» **Task to carry out**:
Please copy every line of the records below that holds the word "населения".

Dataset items

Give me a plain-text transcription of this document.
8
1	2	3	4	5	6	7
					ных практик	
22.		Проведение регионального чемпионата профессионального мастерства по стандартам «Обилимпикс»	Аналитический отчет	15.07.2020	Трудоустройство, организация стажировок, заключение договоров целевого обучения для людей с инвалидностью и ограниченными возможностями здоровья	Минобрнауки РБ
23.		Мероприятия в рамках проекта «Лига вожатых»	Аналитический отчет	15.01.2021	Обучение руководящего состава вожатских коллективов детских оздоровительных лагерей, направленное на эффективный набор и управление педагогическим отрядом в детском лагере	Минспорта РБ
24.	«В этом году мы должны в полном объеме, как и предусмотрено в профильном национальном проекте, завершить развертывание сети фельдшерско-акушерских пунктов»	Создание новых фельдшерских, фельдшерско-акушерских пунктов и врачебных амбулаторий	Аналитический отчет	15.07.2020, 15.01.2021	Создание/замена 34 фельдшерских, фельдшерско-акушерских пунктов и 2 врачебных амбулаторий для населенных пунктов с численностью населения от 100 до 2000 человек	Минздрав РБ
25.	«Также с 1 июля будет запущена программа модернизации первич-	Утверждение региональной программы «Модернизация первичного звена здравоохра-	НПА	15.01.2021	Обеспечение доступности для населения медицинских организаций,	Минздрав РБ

» **Answer to the task**:
24.	«В этом году мы должны в полном объеме, как и предусмотрено в профильном национальном проекте, завершить развертывание сети фельдшерско-акушерских пунктов»	Создание новых фельдшерских, фельдшерско-акушерских пунктов и врачебных амбулаторий	Аналитический отчет	15.07.2020, 15.01.2021	Создание/замена 34 фельдшерских, фельдшерско-акушерских пунктов и 2 врачебных амбулаторий для населенных пунктов с численностью населения от 100 до 2000 человек	Минздрав РБ
25.	«Также с 1 июля будет запущена программа модернизации первич-	Утверждение региональной программы «Модернизация первичного звена здравоохра-	НПА	15.01.2021	Обеспечение доступности для населения медицинских организаций,	Минздрав РБ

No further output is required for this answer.